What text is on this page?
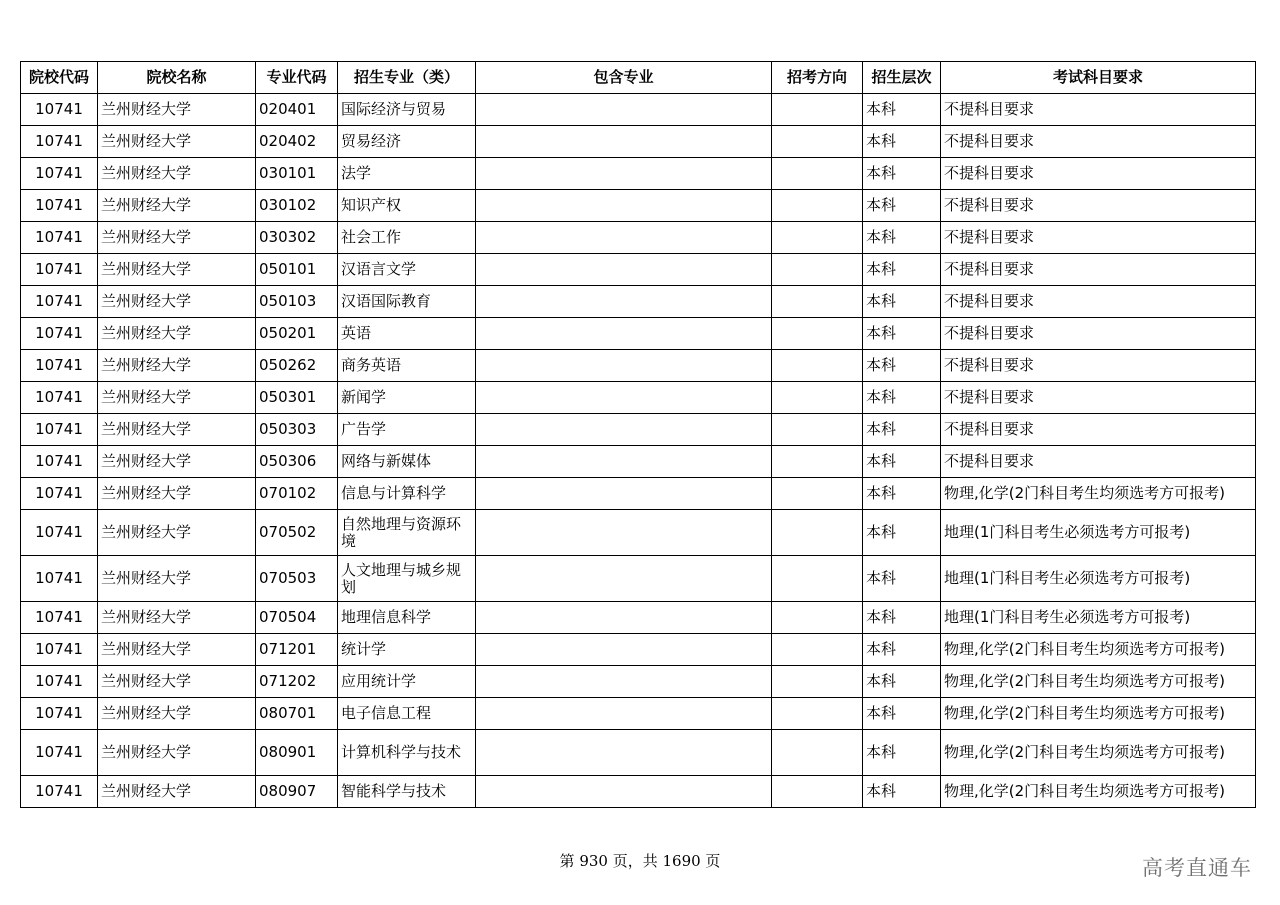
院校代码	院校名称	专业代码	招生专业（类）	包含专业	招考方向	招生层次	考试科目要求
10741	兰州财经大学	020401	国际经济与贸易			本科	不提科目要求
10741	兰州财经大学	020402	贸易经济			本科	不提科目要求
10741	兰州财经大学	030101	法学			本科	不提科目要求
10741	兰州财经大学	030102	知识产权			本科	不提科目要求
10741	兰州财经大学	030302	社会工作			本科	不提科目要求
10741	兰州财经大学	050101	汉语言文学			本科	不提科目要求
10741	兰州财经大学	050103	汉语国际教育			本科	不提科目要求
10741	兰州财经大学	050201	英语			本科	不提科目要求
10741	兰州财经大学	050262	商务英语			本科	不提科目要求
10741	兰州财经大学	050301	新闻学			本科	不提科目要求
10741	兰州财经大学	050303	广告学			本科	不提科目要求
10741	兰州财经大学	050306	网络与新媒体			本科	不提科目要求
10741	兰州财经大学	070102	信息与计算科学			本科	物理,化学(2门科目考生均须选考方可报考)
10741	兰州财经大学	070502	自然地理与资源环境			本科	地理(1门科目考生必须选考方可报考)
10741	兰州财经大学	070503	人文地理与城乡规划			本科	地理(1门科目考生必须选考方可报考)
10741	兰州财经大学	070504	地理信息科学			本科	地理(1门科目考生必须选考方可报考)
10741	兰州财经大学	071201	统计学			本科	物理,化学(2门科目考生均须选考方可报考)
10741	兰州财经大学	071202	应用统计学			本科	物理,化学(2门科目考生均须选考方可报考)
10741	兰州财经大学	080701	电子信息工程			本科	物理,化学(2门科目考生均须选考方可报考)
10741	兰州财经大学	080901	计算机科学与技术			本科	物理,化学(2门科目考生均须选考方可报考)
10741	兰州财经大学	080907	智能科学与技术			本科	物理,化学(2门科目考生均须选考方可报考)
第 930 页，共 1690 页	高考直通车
= = =
§ GIVEN REQUEST:
Omit the pictures and output all of the other material exactly.

§ EXERCISE ANSWER:
What text is on this page?
院校代码	院校名称	专业代码	招生专业（类）	包含专业	招考方向	招生层次	考试科目要求
10741	兰州财经大学	020401	国际经济与贸易			本科	不提科目要求
10741	兰州财经大学	020402	贸易经济			本科	不提科目要求
10741	兰州财经大学	030101	法学			本科	不提科目要求
10741	兰州财经大学	030102	知识产权			本科	不提科目要求
10741	兰州财经大学	030302	社会工作			本科	不提科目要求
10741	兰州财经大学	050101	汉语言文学			本科	不提科目要求
10741	兰州财经大学	050103	汉语国际教育			本科	不提科目要求
10741	兰州财经大学	050201	英语			本科	不提科目要求
10741	兰州财经大学	050262	商务英语			本科	不提科目要求
10741	兰州财经大学	050301	新闻学			本科	不提科目要求
10741	兰州财经大学	050303	广告学			本科	不提科目要求
10741	兰州财经大学	050306	网络与新媒体			本科	不提科目要求
10741	兰州财经大学	070102	信息与计算科学			本科	物理,化学(2门科目考生均须选考方可报考)
10741	兰州财经大学	070502	自然地理与资源环境			本科	地理(1门科目考生必须选考方可报考)
10741	兰州财经大学	070503	人文地理与城乡规划			本科	地理(1门科目考生必须选考方可报考)
10741	兰州财经大学	070504	地理信息科学			本科	地理(1门科目考生必须选考方可报考)
10741	兰州财经大学	071201	统计学			本科	物理,化学(2门科目考生均须选考方可报考)
10741	兰州财经大学	071202	应用统计学			本科	物理,化学(2门科目考生均须选考方可报考)
10741	兰州财经大学	080701	电子信息工程			本科	物理,化学(2门科目考生均须选考方可报考)
10741	兰州财经大学	080901	计算机科学与技术			本科	物理,化学(2门科目考生均须选考方可报考)
10741	兰州财经大学	080907	智能科学与技术			本科	物理,化学(2门科目考生均须选考方可报考)
第 930 页，共 1690 页	高考直通车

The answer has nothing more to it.